Dataset listings of figures
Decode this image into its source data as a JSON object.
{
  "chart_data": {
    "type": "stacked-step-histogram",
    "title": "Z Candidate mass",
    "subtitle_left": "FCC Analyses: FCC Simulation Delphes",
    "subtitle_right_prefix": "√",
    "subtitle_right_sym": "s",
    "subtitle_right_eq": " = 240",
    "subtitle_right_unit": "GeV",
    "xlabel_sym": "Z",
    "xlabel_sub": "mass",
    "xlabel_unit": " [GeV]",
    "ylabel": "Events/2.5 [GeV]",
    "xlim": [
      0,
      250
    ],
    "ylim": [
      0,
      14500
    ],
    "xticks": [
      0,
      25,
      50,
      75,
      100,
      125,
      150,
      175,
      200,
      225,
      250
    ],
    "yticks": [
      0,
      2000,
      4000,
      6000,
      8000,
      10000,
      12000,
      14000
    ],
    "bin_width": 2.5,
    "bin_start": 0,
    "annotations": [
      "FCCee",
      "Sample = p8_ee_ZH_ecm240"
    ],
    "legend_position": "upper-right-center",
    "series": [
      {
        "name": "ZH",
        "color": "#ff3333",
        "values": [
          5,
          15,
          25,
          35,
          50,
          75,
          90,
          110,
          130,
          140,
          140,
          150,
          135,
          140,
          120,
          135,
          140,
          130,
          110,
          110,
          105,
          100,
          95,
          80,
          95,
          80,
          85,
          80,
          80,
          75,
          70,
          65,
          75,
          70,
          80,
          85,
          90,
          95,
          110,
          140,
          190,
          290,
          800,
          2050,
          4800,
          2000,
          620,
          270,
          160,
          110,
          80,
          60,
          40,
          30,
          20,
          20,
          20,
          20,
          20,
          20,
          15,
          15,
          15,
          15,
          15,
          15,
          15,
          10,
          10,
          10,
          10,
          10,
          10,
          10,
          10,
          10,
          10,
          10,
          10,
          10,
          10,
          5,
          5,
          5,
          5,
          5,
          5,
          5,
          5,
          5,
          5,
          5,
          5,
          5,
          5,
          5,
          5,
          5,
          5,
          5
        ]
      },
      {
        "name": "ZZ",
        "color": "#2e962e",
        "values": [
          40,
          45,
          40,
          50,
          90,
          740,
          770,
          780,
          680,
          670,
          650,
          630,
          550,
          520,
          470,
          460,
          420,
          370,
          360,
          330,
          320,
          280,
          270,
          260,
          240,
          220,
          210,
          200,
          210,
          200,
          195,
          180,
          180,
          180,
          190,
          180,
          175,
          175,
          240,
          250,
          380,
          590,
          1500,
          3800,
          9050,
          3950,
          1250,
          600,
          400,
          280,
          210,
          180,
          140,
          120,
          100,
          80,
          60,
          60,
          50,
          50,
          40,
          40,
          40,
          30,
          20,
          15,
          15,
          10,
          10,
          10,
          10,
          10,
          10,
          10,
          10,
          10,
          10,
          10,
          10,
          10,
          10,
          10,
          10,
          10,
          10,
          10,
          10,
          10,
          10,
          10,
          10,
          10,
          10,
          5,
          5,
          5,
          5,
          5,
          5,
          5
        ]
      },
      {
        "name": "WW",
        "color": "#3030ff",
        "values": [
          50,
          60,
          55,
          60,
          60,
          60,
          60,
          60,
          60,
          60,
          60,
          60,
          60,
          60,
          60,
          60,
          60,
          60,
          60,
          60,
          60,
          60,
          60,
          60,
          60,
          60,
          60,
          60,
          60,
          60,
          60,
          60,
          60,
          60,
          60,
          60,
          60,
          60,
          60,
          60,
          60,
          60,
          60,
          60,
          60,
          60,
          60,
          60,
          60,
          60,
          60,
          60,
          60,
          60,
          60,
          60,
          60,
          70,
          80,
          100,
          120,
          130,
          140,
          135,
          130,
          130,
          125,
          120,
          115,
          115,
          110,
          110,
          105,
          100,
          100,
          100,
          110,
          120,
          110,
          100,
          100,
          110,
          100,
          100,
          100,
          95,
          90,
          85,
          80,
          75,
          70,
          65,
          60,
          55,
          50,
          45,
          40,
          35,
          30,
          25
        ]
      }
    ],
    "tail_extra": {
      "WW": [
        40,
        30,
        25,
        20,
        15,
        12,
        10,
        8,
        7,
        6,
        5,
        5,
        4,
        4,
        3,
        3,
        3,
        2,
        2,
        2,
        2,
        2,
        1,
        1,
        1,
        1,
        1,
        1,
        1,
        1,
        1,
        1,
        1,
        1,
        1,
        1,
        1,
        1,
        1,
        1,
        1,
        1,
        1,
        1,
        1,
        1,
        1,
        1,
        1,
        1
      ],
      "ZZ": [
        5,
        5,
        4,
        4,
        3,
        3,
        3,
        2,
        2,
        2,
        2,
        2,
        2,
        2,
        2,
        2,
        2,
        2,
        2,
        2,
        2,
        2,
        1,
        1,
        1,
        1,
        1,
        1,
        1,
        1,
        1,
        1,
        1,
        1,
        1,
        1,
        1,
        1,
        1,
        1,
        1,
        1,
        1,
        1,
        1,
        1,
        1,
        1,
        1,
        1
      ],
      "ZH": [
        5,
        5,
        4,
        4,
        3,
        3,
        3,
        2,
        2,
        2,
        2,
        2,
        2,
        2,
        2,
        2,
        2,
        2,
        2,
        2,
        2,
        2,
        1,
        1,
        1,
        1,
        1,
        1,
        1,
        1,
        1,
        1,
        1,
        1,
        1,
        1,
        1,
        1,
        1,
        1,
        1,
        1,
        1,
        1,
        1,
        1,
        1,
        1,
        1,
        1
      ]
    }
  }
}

**The request**
From the entries above, copy every line containing the word "mass".

**Answer for this exercise**
    "title": "Z Candidate mass",
    "xlabel_sub": "mass",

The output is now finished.